Entries from a visual dataset:
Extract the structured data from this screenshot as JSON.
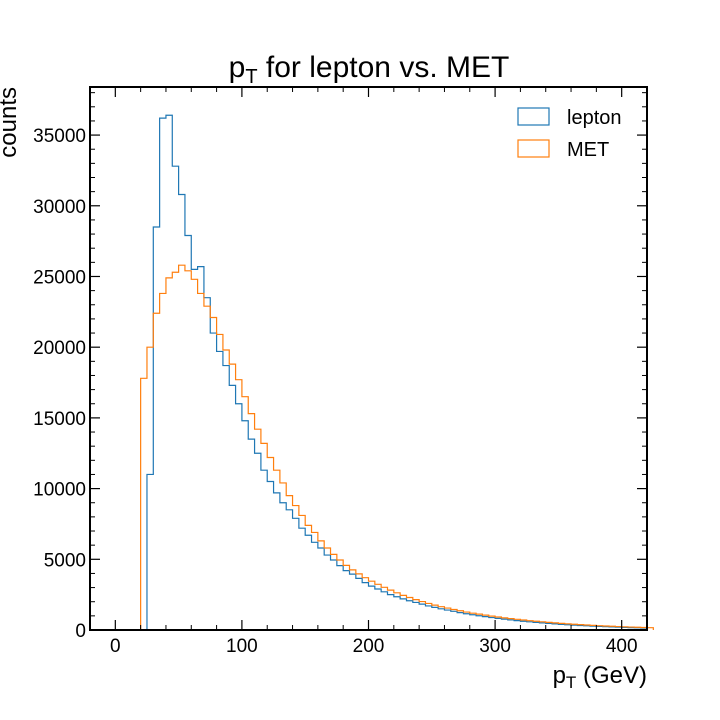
{
  "chart_data": {
    "type": "histogram",
    "title_main": "p",
    "title_sub": "T",
    "title_rest": " for lepton vs. MET",
    "xlabel_main": "p",
    "xlabel_sub": "T",
    "xlabel_rest": " (GeV)",
    "ylabel": "counts",
    "xlim": [
      -20,
      420
    ],
    "ylim": [
      0,
      38400
    ],
    "bin_start": 20,
    "bin_width": 5,
    "x_ticks": [
      0,
      100,
      200,
      300,
      400
    ],
    "x_tick_labels": [
      "0",
      "100",
      "200",
      "300",
      "400"
    ],
    "y_ticks": [
      0,
      5000,
      10000,
      15000,
      20000,
      25000,
      30000,
      35000
    ],
    "y_tick_labels": [
      "0",
      "5000",
      "10000",
      "15000",
      "20000",
      "25000",
      "30000",
      "35000"
    ],
    "legend": {
      "position": "top-right"
    },
    "series": [
      {
        "name": "lepton",
        "color": "#1f77b4",
        "values": [
          0,
          11000,
          28500,
          36200,
          36400,
          32800,
          30800,
          27900,
          25500,
          25700,
          23500,
          21000,
          19700,
          18700,
          17300,
          16000,
          14800,
          13500,
          12500,
          11300,
          10500,
          9700,
          9000,
          8500,
          7900,
          7200,
          6700,
          6200,
          5800,
          5300,
          4950,
          4550,
          4200,
          3950,
          3650,
          3350,
          3100,
          2900,
          2700,
          2500,
          2350,
          2200,
          2070,
          1950,
          1830,
          1700,
          1600,
          1500,
          1410,
          1320,
          1230,
          1150,
          1080,
          1010,
          945,
          880,
          820,
          765,
          715,
          665,
          620,
          578,
          538,
          500,
          465,
          432,
          400,
          372,
          345,
          320,
          296,
          274,
          253,
          234,
          216,
          199,
          183,
          168,
          154,
          141
        ]
      },
      {
        "name": "MET",
        "color": "#ff7f0e",
        "values": [
          17800,
          20000,
          22400,
          23800,
          24900,
          25300,
          25800,
          25400,
          24800,
          23800,
          22900,
          22100,
          20900,
          19800,
          18800,
          17700,
          16500,
          15300,
          14200,
          13200,
          12200,
          11300,
          10400,
          9500,
          8800,
          8100,
          7400,
          6900,
          6300,
          5800,
          5350,
          4950,
          4570,
          4250,
          3970,
          3700,
          3450,
          3230,
          3020,
          2820,
          2630,
          2450,
          2300,
          2150,
          2010,
          1880,
          1760,
          1650,
          1550,
          1450,
          1360,
          1270,
          1190,
          1120,
          1050,
          980,
          920,
          860,
          805,
          755,
          705,
          660,
          618,
          578,
          540,
          504,
          470,
          438,
          408,
          380,
          354,
          329,
          306,
          284,
          263,
          244,
          226,
          209,
          193,
          178,
          164
        ]
      }
    ]
  }
}
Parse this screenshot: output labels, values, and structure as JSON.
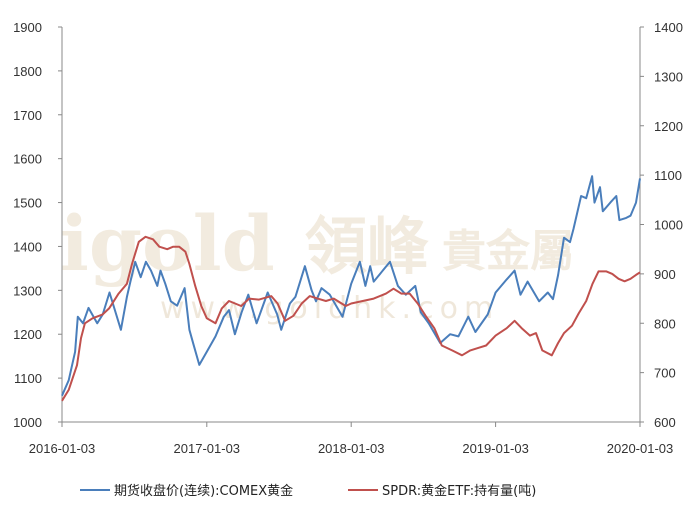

_Problem statement_.
All of the lines above should be printed exactly, minus the pictures.

_Full answer_.
Extract the structured data from this screenshot as JSON.
{
  "chart_data": {
    "type": "histogram",
    "title_main": "p",
    "title_sub": "T",
    "title_rest": " for lepton vs. MET",
    "xlabel_main": "p",
    "xlabel_sub": "T",
    "xlabel_rest": " (GeV)",
    "ylabel": "counts",
    "xlim": [
      -20,
      420
    ],
    "ylim": [
      0,
      38400
    ],
    "bin_start": 20,
    "bin_width": 5,
    "x_ticks": [
      0,
      100,
      200,
      300,
      400
    ],
    "x_tick_labels": [
      "0",
      "100",
      "200",
      "300",
      "400"
    ],
    "y_ticks": [
      0,
      5000,
      10000,
      15000,
      20000,
      25000,
      30000,
      35000
    ],
    "y_tick_labels": [
      "0",
      "5000",
      "10000",
      "15000",
      "20000",
      "25000",
      "30000",
      "35000"
    ],
    "legend": {
      "position": "top-right"
    },
    "series": [
      {
        "name": "lepton",
        "color": "#1f77b4",
        "values": [
          0,
          11000,
          28500,
          36200,
          36400,
          32800,
          30800,
          27900,
          25500,
          25700,
          23500,
          21000,
          19700,
          18700,
          17300,
          16000,
          14800,
          13500,
          12500,
          11300,
          10500,
          9700,
          9000,
          8500,
          7900,
          7200,
          6700,
          6200,
          5800,
          5300,
          4950,
          4550,
          4200,
          3950,
          3650,
          3350,
          3100,
          2900,
          2700,
          2500,
          2350,
          2200,
          2070,
          1950,
          1830,
          1700,
          1600,
          1500,
          1410,
          1320,
          1230,
          1150,
          1080,
          1010,
          945,
          880,
          820,
          765,
          715,
          665,
          620,
          578,
          538,
          500,
          465,
          432,
          400,
          372,
          345,
          320,
          296,
          274,
          253,
          234,
          216,
          199,
          183,
          168,
          154,
          141
        ]
      },
      {
        "name": "MET",
        "color": "#ff7f0e",
        "values": [
          17800,
          20000,
          22400,
          23800,
          24900,
          25300,
          25800,
          25400,
          24800,
          23800,
          22900,
          22100,
          20900,
          19800,
          18800,
          17700,
          16500,
          15300,
          14200,
          13200,
          12200,
          11300,
          10400,
          9500,
          8800,
          8100,
          7400,
          6900,
          6300,
          5800,
          5350,
          4950,
          4570,
          4250,
          3970,
          3700,
          3450,
          3230,
          3020,
          2820,
          2630,
          2450,
          2300,
          2150,
          2010,
          1880,
          1760,
          1650,
          1550,
          1450,
          1360,
          1270,
          1190,
          1120,
          1050,
          980,
          920,
          860,
          805,
          755,
          705,
          660,
          618,
          578,
          540,
          504,
          470,
          438,
          408,
          380,
          354,
          329,
          306,
          284,
          263,
          244,
          226,
          209,
          193,
          178,
          164
        ]
      }
    ]
  }
}
Parse this screenshot: output labels, values, and structure as JSON.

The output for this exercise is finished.